Data rows

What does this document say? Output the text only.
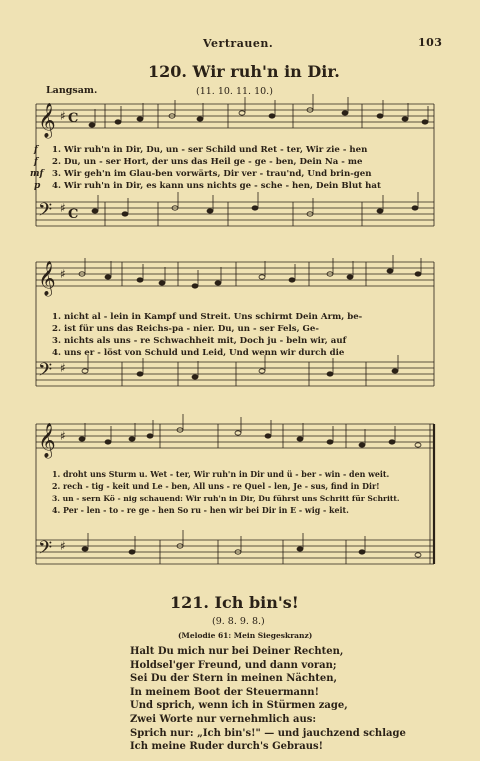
Vertrauen.	103
120. Wir ruh'n in Dir.
Langsam.	(11. 10. 11. 10.)
𝄞
𝄢
♯ C
♯ C
𝄞
𝄢
♯
♯
𝄞
𝄢
♯
♯
f
f
mf
p
1. Wir ruh'n in Dir, Du, un - ser Schild und Ret - ter, Wir zie - hen
2. Du, un - ser Hort, der uns das Heil ge - ge - ben, Dein Na - me
3. Wir geh'n im Glau-ben vorwärts, Dir ver - trau'nd, Und brin-gen
4. Wir ruh'n in Dir, es kann uns nichts ge - sche - hen, Dein Blut hat
1. nicht al - lein in Kampf und Streit. Uns schirmt Dein Arm, be-
2. ist für uns das Reichs-pa - nier. Du, un - ser Fels, Ge-
3. nichts als uns - re Schwachheit mit, Doch ju - beln wir, auf
4. uns er - löst von Schuld und Leid, Und wenn wir durch die
1. droht uns Sturm u. Wet - ter, Wir ruh'n in Dir und ü - ber - win - den weit.
2. rech - tig - keit und Le - ben, All uns - re Quel - len, Je - sus, find in Dir!
3. un - sern Kö - nig schauend: Wir ruh'n in Dir, Du führst uns Schritt für Schritt.
4. Per - len - to - re ge - hen So ru - hen wir bei Dir in E - wig - keit.
121. Ich bin's!
(9. 8. 9. 8.)
(Melodie 61: Mein Siegeskranz)
Halt Du mich nur bei Deiner Rechten,
Holdsel'ger Freund, und dann voran;
Sei Du der Stern in meinen Nächten,
In meinem Boot der Steuermann!
Und sprich, wenn ich in Stürmen zage,
Zwei Worte nur vernehmlich aus:
Sprich nur: „Ich bin's!" — und jauchzend schlage
Ich meine Ruder durch's Gebraus!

Task directions
Copy out each line in the listing that has the word "keit".

Response below
2. rech - tig - keit und Le - ben, All uns - re Quel - len, Je - sus, find in Dir!
4. Per - len - to - re ge - hen So ru - hen wir bei Dir in E - wig - keit.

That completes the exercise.